## Start Material for this exercise
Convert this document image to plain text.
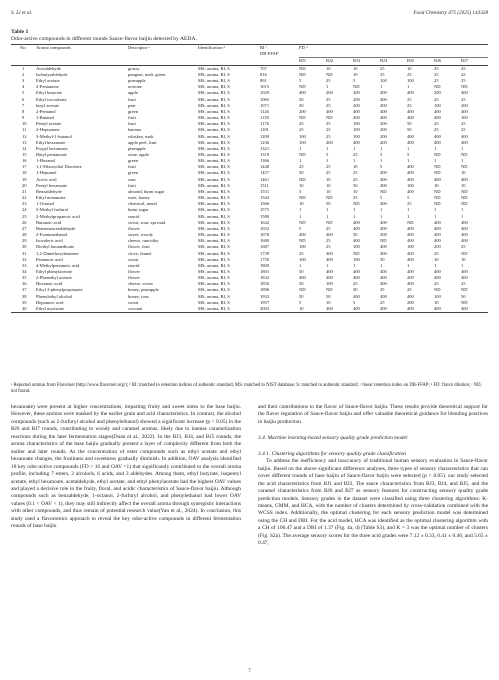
S. Li et al.	Food Chemistry 475 (2025) 143328
Table 1
Odor-active compounds in different rounds Sauce-flavor baijiu detected by AEDA.
No.	Aroma compounds	Descriptor ᵃ	Identification ᵇ	RI ᶜ
DB-FFAP	FD ᵈ						
					BJ1	BJ2	BJ3	BJ4	BJ5	BJ6	BJ7
1	Acetaldehyde	grassy	MS, aroma, RI, S	707	ND	10	10	25	10	25	25
2	Isobutyraldehyde	pungent, malt, green	MS, aroma, RI, S	816	ND	ND	10	25	25	25	25
3	Ethyl acetate	pineapple	MS, aroma, RI, S	891	5	25	5	100	100	25	25
4	2-Pentanone	acetone	MS, aroma, RI, S	1015	ND	1	ND	1	1	ND	ND
5	Ethyl butyrate	apple	MS, aroma, RI, S	1029	400	200	200	400	400	200	400
6	Ethyl isovalerate	fruit	MS, aroma, RI, S	1065	50	25	200	400	25	25	25
7	butyl acetate	pear	MS, aroma, RI, S	1071	50	25	200	400	25	100	200
8	2-Pentanol	green	MS, aroma, RI, S	1126	200	400	400	400	400	400	400
9	1-Butanol	fruit	MS, aroma, RI, S	1150	ND	ND	200	400	400	400	100
10	Pentyl acetate	fruit	MS, aroma, RI, S	1176	25	25	100	200	50	25	25
11	2-Heptanone	banana	MS, aroma, RI, S	1181	25	25	100	200	50	25	25
12	3-Methyl-1-butanol	whiskey, malt	MS, aroma, RI, S	1209	100	25	100	200	400	400	400
13	Ethyl hexanoate	apple peel, fruit	MS, aroma, RI, S	1236	100	400	400	400	400	400	400
14	Propyl hexanoate	pineapple	MS, aroma, RI, S	1321	1	1	1	1	1	1	1
15	Butyl pentanoate	wine, apple	MS, aroma, RI, S	1319	ND	5	25	5	5	ND	ND
16	1-Hexanol	green	MS, aroma, RI, S	1366	1	1	1	1	1	1	1
17	1,1-Ethoxydiol Diacetate	fruit	MS, aroma, RI, S	1448	25	25	10	5	400	ND	ND
18	1-Heptanol	green	MS, aroma, RI, S	1457	50	25	25	400	400	ND	10
19	Acetic acid	sour	MS, aroma, RI, S	1461	ND	10	25	400	400	400	400
20	Pentyl hexanoate	fruit	MS, aroma, RI, S	1511	10	10	50	400	100	10	10
21	Benzaldehyde	almond, burnt sugar	MS, aroma, RI, S	1531	5	10	10	ND	400	ND	ND
22	Ethyl nonanoate	ester, honey	MS, aroma, RI, S	1544	ND	ND	25	5	5	ND	ND
23	1-Octanol	chemical, metal	MS, aroma, RI, S	1566	10	50	ND	400	25	ND	ND
24	5-Methyl furfural	burnt sugar	MS, aroma, RI, S	1575	1	1	1	1	1	1	1
25	2-Methylpropanoic acid	rancid	MS, aroma, RI, S	1580	1	1	1	1	1	1	1
26	Butanoic acid	sweat, sour, apt mud	MS, aroma, RI, S	1642	ND	ND	400	400	ND	400	400
27	Benzeneacetaldehyde	flower	MS, aroma, RI, S	1652	5	25	400	400	400	400	400
28	2-Furanmethanol	sweet, woody	MS, aroma, RI, S	1678	400	400	50	200	400	400	400
29	Isovaleric acid	cheese, rancidity	MS, aroma, RI, S	1680	ND	25	400	ND	400	400	400
30	Diethyl butanedioate	flower, fruit	MS, aroma, RI, S	1687	100	25	100	400	100	200	25
31	1,2-Dimethoxybenzene	clove, fennel	MS, aroma, RI, S	1739	25	400	ND	400	400	25	ND
32	Pentanoic acid	sweat	MS, aroma, RI, S	1750	100	400	100	50	400	10	10
33	4-Methylpentanoic acid	rancid	MS, aroma, RI, S	1800	1	1	1	1	1	1	1
34	Ethyl phenylacetate	flower	MS, aroma, RI, S	1801	50	400	400	400	400	400	400
35	2-Phenethyl acetate	flower	MS, aroma, RI, S	1832	400	400	400	400	200	400	400
36	Hexanoic acid	cheese, sweat	MS, aroma, RI, S	1856	50	100	25	400	400	25	25
37	Ethyl 3-phenylpropionate	honey, pineapple	MS, aroma, RI, S	1896	ND	ND	50	25	25	ND	ND
38	Phenylethyl alcohol	honey, rose	MS, aroma, RI, S	1933	50	50	400	400	400	100	50
39	Heptanoic acid	sweat	MS, aroma, RI, S	1957	5	10	5	25	200	10	ND
40	Ethyl myristate	coconut	MS, aroma, RI, S	2003	10	400	400	400	400	400	400
ᵃ Reported aromas from Flavornet (http://www.flavornet.org/); ᵇ RI: matched to retention indices of authentic standard; MS: matched to NIST database; S: matched to authentic standard; ᶜ linear retention index on DB-FFAP; ᵈ FD: flavor dilution; ᵉ ND, not found.

hexanoate) were present at higher concentrations, imparting fruity and sweet notes to the base baijiu. However, these aromas were masked by the earlier grain and acid characteristics. In contrast, the alcohol compounds (such as 2-furfuryl alcohol and phenylethanol) showed a significant increase (p < 0.05) in the BJ6 and BJ7 rounds, contributing to woody and caramel aromas, likely due to intense caramelization reactions during the later fermentation stages(Duan et al., 2022). In the BJ3, BJ4, and BJ5 rounds, the aroma characteristics of the base baijiu gradually present a layer of complexity different from both the earlier and later rounds. As the concentration of ester compounds such as ethyl acetate and ethyl hexanoate changes, the fruitiness and sweetness gradually diminish. In addition, OAV analysis identified 18 key odor-active compounds (FD > 10 and OAV >1) that significantly contributed to the overall aroma profile, including 7 esters, 2 alcohols, 6 acids, and 3 aldehydes. Among them, ethyl butyrate, isopentyl acetate, ethyl hexanoate, acetaldehyde, ethyl acetate, and ethyl phenylacetate had the highest OAV values and played a decisive role in the fruity, floral, and acidic characteristics of Sauce-flavor baijiu. Although compounds such as benzaldehyde, 1-octanol, 2-furfuryl alcohol, and phenylethanol had lower OAV values (0.1 < OAV < 1), they may still indirectly affect the overall aroma through synergistic interactions with other compounds, and thus remain of potential research value(Yan et al., 2024). In conclusion, this study used a flavoromics approach to reveal the key odor-active compounds in different fermentation rounds of base baijiu

and their contributions to the flavor of Sauce-flavor baijiu. These results provide theoretical support for the flavor regulation of Sauce-flavor baijiu and offer valuable theoretical guidance for blending practices in baijiu production.

3.4. Machine learning-based sensory quality grade prediction model

3.4.1. Clustering algorithms for sensory quality grade classification

To address the inefficiency and inaccuracy of traditional human sensory evaluation in Sauce-flavor baijiu. Based on the above significant difference analyses, three types of sensory characteristics that can cover different rounds of base baijiu of Sauce-flavor baijiu were selected (p < 0.05). our study selected the acid characteristics from BJ1 and BJ2, The sauce characteristics from BJ3, BJ4, and BJ5, and the caramel characteristics from BJ6 and BJ7 as sensory features for constructing sensory quality grade prediction models. Sensory grades in the dataset were classified using three clustering algorithms: K-means, GMM, and HCA, with the number of clusters determined by cross-validation combined with the WCSS index. Additionally, the optimal clustering for each sensory prediction model was determined using the CH and DBI. For the acid model, HCA was identified as the optimal clustering algorithm with a CH of 106.47 and a DBI of 1.37 (Fig. 4a, d) (Table S3), and K = 3 was the optimal number of clusters (Fig. S2a). The average sensory scores for the three acid grades were 7.12 ± 0.33, 6.41 ± 0.46, and 5.65 ± 0.47,

7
## End Material for this exercise
Given exercise: Pictures don't belong in the copy. Restate all the entries exactly.

Written answer:
Convert this document image to plain text.
S. Li et al.	Food Chemistry 475 (2025) 143328
Table 1
Odor-active compounds in different rounds Sauce-flavor baijiu detected by AEDA.
No.	Aroma compounds	Descriptor ᵃ	Identification ᵇ	RI ᶜ
DB-FFAP	FD ᵈ						
					BJ1	BJ2	BJ3	BJ4	BJ5	BJ6	BJ7
1	Acetaldehyde	grassy	MS, aroma, RI, S	707	ND	10	10	25	10	25	25
2	Isobutyraldehyde	pungent, malt, green	MS, aroma, RI, S	816	ND	ND	10	25	25	25	25
3	Ethyl acetate	pineapple	MS, aroma, RI, S	891	5	25	5	100	100	25	25
4	2-Pentanone	acetone	MS, aroma, RI, S	1015	ND	1	ND	1	1	ND	ND
5	Ethyl butyrate	apple	MS, aroma, RI, S	1029	400	200	200	400	400	200	400
6	Ethyl isovalerate	fruit	MS, aroma, RI, S	1065	50	25	200	400	25	25	25
7	butyl acetate	pear	MS, aroma, RI, S	1071	50	25	200	400	25	100	200
8	2-Pentanol	green	MS, aroma, RI, S	1126	200	400	400	400	400	400	400
9	1-Butanol	fruit	MS, aroma, RI, S	1150	ND	ND	200	400	400	400	100
10	Pentyl acetate	fruit	MS, aroma, RI, S	1176	25	25	100	200	50	25	25
11	2-Heptanone	banana	MS, aroma, RI, S	1181	25	25	100	200	50	25	25
12	3-Methyl-1-butanol	whiskey, malt	MS, aroma, RI, S	1209	100	25	100	200	400	400	400
13	Ethyl hexanoate	apple peel, fruit	MS, aroma, RI, S	1236	100	400	400	400	400	400	400
14	Propyl hexanoate	pineapple	MS, aroma, RI, S	1321	1	1	1	1	1	1	1
15	Butyl pentanoate	wine, apple	MS, aroma, RI, S	1319	ND	5	25	5	5	ND	ND
16	1-Hexanol	green	MS, aroma, RI, S	1366	1	1	1	1	1	1	1
17	1,1-Ethoxydiol Diacetate	fruit	MS, aroma, RI, S	1448	25	25	10	5	400	ND	ND
18	1-Heptanol	green	MS, aroma, RI, S	1457	50	25	25	400	400	ND	10
19	Acetic acid	sour	MS, aroma, RI, S	1461	ND	10	25	400	400	400	400
20	Pentyl hexanoate	fruit	MS, aroma, RI, S	1511	10	10	50	400	100	10	10
21	Benzaldehyde	almond, burnt sugar	MS, aroma, RI, S	1531	5	10	10	ND	400	ND	ND
22	Ethyl nonanoate	ester, honey	MS, aroma, RI, S	1544	ND	ND	25	5	5	ND	ND
23	1-Octanol	chemical, metal	MS, aroma, RI, S	1566	10	50	ND	400	25	ND	ND
24	5-Methyl furfural	burnt sugar	MS, aroma, RI, S	1575	1	1	1	1	1	1	1
25	2-Methylpropanoic acid	rancid	MS, aroma, RI, S	1580	1	1	1	1	1	1	1
26	Butanoic acid	sweat, sour, apt mud	MS, aroma, RI, S	1642	ND	ND	400	400	ND	400	400
27	Benzeneacetaldehyde	flower	MS, aroma, RI, S	1652	5	25	400	400	400	400	400
28	2-Furanmethanol	sweet, woody	MS, aroma, RI, S	1678	400	400	50	200	400	400	400
29	Isovaleric acid	cheese, rancidity	MS, aroma, RI, S	1680	ND	25	400	ND	400	400	400
30	Diethyl butanedioate	flower, fruit	MS, aroma, RI, S	1687	100	25	100	400	100	200	25
31	1,2-Dimethoxybenzene	clove, fennel	MS, aroma, RI, S	1739	25	400	ND	400	400	25	ND
32	Pentanoic acid	sweat	MS, aroma, RI, S	1750	100	400	100	50	400	10	10
33	4-Methylpentanoic acid	rancid	MS, aroma, RI, S	1800	1	1	1	1	1	1	1
34	Ethyl phenylacetate	flower	MS, aroma, RI, S	1801	50	400	400	400	400	400	400
35	2-Phenethyl acetate	flower	MS, aroma, RI, S	1832	400	400	400	400	200	400	400
36	Hexanoic acid	cheese, sweat	MS, aroma, RI, S	1856	50	100	25	400	400	25	25
37	Ethyl 3-phenylpropionate	honey, pineapple	MS, aroma, RI, S	1896	ND	ND	50	25	25	ND	ND
38	Phenylethyl alcohol	honey, rose	MS, aroma, RI, S	1933	50	50	400	400	400	100	50
39	Heptanoic acid	sweat	MS, aroma, RI, S	1957	5	10	5	25	200	10	ND
40	Ethyl myristate	coconut	MS, aroma, RI, S	2003	10	400	400	400	400	400	400
ᵃ Reported aromas from Flavornet (http://www.flavornet.org/); ᵇ RI: matched to retention indices of authentic standard; MS: matched to NIST database; S: matched to authentic standard; ᶜ linear retention index on DB-FFAP; ᵈ FD: flavor dilution; ᵉ ND, not found.

hexanoate) were present at higher concentrations, imparting fruity and sweet notes to the base baijiu. However, these aromas were masked by the earlier grain and acid characteristics. In contrast, the alcohol compounds (such as 2-furfuryl alcohol and phenylethanol) showed a significant increase (p < 0.05) in the BJ6 and BJ7 rounds, contributing to woody and caramel aromas, likely due to intense caramelization reactions during the later fermentation stages(Duan et al., 2022). In the BJ3, BJ4, and BJ5 rounds, the aroma characteristics of the base baijiu gradually present a layer of complexity different from both the earlier and later rounds. As the concentration of ester compounds such as ethyl acetate and ethyl hexanoate changes, the fruitiness and sweetness gradually diminish. In addition, OAV analysis identified 18 key odor-active compounds (FD > 10 and OAV >1) that significantly contributed to the overall aroma profile, including 7 esters, 2 alcohols, 6 acids, and 3 aldehydes. Among them, ethyl butyrate, isopentyl acetate, ethyl hexanoate, acetaldehyde, ethyl acetate, and ethyl phenylacetate had the highest OAV values and played a decisive role in the fruity, floral, and acidic characteristics of Sauce-flavor baijiu. Although compounds such as benzaldehyde, 1-octanol, 2-furfuryl alcohol, and phenylethanol had lower OAV values (0.1 < OAV < 1), they may still indirectly affect the overall aroma through synergistic interactions with other compounds, and thus remain of potential research value(Yan et al., 2024). In conclusion, this study used a flavoromics approach to reveal the key odor-active compounds in different fermentation rounds of base baijiu

and their contributions to the flavor of Sauce-flavor baijiu. These results provide theoretical support for the flavor regulation of Sauce-flavor baijiu and offer valuable theoretical guidance for blending practices in baijiu production.

3.4. Machine learning-based sensory quality grade prediction model

3.4.1. Clustering algorithms for sensory quality grade classification

To address the inefficiency and inaccuracy of traditional human sensory evaluation in Sauce-flavor baijiu. Based on the above significant difference analyses, three types of sensory characteristics that can cover different rounds of base baijiu of Sauce-flavor baijiu were selected (p < 0.05). our study selected the acid characteristics from BJ1 and BJ2, The sauce characteristics from BJ3, BJ4, and BJ5, and the caramel characteristics from BJ6 and BJ7 as sensory features for constructing sensory quality grade prediction models. Sensory grades in the dataset were classified using three clustering algorithms: K-means, GMM, and HCA, with the number of clusters determined by cross-validation combined with the WCSS index. Additionally, the optimal clustering for each sensory prediction model was determined using the CH and DBI. For the acid model, HCA was identified as the optimal clustering algorithm with a CH of 106.47 and a DBI of 1.37 (Fig. 4a, d) (Table S3), and K = 3 was the optimal number of clusters (Fig. S2a). The average sensory scores for the three acid grades were 7.12 ± 0.33, 6.41 ± 0.46, and 5.65 ± 0.47,

7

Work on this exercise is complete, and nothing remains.